AIM OF THE EXERCISE: Check every line of the material below for the string "소신안정", and return the ones that have it.

====== SOURCE MATERIAL ======

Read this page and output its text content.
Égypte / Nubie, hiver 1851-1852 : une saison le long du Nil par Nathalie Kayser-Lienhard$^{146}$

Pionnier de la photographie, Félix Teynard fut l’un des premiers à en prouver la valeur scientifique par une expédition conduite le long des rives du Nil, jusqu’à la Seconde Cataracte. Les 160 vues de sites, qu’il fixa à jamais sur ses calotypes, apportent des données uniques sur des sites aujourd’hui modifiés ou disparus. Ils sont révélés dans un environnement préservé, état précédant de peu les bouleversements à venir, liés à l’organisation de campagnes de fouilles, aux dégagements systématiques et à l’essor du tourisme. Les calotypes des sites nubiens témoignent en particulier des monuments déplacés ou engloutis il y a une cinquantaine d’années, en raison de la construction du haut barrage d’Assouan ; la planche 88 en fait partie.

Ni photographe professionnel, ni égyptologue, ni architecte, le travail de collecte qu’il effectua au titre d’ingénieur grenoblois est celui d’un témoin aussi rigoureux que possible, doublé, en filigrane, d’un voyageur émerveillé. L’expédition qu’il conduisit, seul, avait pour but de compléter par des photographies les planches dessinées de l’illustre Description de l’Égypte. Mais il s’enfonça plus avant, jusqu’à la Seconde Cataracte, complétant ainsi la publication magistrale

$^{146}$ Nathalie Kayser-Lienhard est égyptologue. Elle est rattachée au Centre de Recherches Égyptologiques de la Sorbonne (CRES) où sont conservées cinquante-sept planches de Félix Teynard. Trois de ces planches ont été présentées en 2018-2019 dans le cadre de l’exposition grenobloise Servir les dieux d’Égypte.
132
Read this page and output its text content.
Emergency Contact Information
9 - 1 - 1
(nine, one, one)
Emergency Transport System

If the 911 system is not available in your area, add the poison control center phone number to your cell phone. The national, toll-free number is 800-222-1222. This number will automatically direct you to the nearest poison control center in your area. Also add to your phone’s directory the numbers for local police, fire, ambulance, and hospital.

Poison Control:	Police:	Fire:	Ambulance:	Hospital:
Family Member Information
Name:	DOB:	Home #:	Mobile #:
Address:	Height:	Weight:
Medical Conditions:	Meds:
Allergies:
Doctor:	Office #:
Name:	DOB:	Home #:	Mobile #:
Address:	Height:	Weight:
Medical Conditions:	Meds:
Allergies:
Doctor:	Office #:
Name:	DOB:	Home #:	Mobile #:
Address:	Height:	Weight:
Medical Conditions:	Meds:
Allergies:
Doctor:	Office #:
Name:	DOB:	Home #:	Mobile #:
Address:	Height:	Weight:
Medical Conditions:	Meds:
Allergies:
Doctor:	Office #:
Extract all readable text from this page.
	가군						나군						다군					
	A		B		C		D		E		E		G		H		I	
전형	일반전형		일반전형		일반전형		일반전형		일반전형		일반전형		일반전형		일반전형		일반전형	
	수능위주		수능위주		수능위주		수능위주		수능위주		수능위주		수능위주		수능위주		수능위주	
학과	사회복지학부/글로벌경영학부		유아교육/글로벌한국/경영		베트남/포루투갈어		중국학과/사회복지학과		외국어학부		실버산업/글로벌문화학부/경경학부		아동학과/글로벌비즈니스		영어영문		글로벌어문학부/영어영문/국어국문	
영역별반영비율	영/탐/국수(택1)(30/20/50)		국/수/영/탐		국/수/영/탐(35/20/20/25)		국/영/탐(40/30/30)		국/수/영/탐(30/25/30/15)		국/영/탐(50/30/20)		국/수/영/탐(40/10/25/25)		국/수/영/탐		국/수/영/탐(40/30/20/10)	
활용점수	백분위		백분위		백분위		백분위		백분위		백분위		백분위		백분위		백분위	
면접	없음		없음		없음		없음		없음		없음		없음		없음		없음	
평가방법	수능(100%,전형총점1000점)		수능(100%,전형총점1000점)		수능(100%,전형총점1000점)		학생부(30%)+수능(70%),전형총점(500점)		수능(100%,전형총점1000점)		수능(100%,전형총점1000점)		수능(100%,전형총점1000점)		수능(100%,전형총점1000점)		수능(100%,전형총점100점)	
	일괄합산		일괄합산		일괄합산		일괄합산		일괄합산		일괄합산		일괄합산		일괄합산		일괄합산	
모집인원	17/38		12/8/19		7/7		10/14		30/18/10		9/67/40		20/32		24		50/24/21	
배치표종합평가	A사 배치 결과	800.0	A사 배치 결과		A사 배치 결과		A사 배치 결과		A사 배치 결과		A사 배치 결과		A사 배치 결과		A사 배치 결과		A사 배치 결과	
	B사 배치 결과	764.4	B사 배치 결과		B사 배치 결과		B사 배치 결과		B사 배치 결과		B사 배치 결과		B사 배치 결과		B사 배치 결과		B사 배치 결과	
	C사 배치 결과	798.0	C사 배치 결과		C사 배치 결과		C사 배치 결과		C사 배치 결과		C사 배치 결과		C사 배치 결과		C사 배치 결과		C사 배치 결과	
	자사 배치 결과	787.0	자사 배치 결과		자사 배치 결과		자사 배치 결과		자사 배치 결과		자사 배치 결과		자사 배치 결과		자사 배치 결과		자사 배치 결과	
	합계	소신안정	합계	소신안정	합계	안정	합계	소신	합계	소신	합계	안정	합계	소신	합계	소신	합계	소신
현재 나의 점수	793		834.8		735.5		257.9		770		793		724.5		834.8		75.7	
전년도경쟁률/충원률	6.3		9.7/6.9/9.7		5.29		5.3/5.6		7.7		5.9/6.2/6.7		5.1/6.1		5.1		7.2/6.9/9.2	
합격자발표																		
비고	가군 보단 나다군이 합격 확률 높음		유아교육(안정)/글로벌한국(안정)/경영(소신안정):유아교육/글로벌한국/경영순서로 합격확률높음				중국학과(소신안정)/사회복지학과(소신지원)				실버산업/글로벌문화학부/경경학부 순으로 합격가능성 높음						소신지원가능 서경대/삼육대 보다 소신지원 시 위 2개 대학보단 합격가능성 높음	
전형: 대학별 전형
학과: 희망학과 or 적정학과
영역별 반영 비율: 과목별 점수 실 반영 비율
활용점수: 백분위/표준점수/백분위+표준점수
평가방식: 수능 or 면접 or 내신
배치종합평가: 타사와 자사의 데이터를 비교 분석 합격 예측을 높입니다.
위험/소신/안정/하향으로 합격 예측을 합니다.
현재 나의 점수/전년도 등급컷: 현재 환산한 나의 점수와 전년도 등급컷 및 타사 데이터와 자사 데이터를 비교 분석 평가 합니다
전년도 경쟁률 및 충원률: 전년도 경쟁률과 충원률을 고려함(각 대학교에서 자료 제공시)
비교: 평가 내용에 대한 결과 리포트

======

CORRECT OUTPUT:
	합계	소신안정	합계	소신안정	합계	안정	합계	소신	합계	소신	합계	안정	합계	소신	합계	소신	합계	소신
비고	가군 보단 나다군이 합격 확률 높음		유아교육(안정)/글로벌한국(안정)/경영(소신안정):유아교육/글로벌한국/경영순서로 합격확률높음				중국학과(소신안정)/사회복지학과(소신지원)				실버산업/글로벌문화학부/경경학부 순으로 합격가능성 높음						소신지원가능 서경대/삼육대 보다 소신지원 시 위 2개 대학보단 합격가능성 높음	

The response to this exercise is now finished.